▸ Exercise directions: Say how many lines in the data below contain the word "senno", and give no other text.

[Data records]
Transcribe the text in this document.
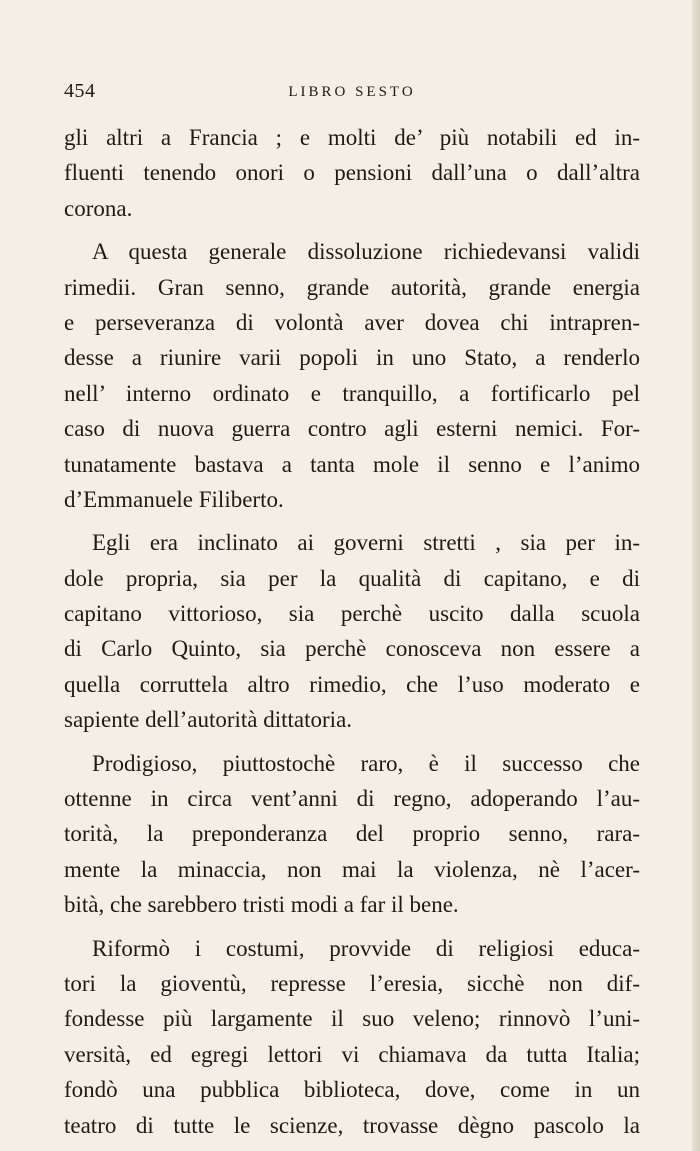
454	LIBRO SESTO
gli altri a Francia ; e molti de’ più notabili ed in-
fluenti tenendo onori o pensioni dall’una o dall’altra
corona.
A questa generale dissoluzione richiedevansi validi
rimedii. Gran senno, grande autorità, grande energia
e perseveranza di volontà aver dovea chi intrapren-
desse a riunire varii popoli in uno Stato, a renderlo
nell’ interno ordinato e tranquillo, a fortificarlo pel
caso di nuova guerra contro agli esterni nemici. For-
tunatamente bastava a tanta mole il senno e l’animo
d’Emmanuele Filiberto.
Egli era inclinato ai governi stretti , sia per in-
dole propria, sia per la qualità di capitano, e di
capitano vittorioso, sia perchè uscito dalla scuola
di Carlo Quinto, sia perchè conosceva non essere a
quella corruttela altro rimedio, che l’uso moderato e
sapiente dell’autorità dittatoria.
Prodigioso, piuttostochè raro, è il successo che
ottenne in circa vent’anni di regno, adoperando l’au-
torità, la preponderanza del proprio senno, rara-
mente la minaccia, non mai la violenza, nè l’acer-
bità, che sarebbero tristi modi a far il bene.
Riformò i costumi, provvide di religiosi educa-
tori la gioventù, represse l’eresia, sicchè non dif-
fondesse più largamente il suo veleno; rinnovò l’uni-
versità, ed egregi lettori vi chiamava da tutta Italia;
fondò una pubblica biblioteca, dove, come in un
teatro di tutte le scienze, trovasse dègno pascolo la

▸ Solution for this problem: 3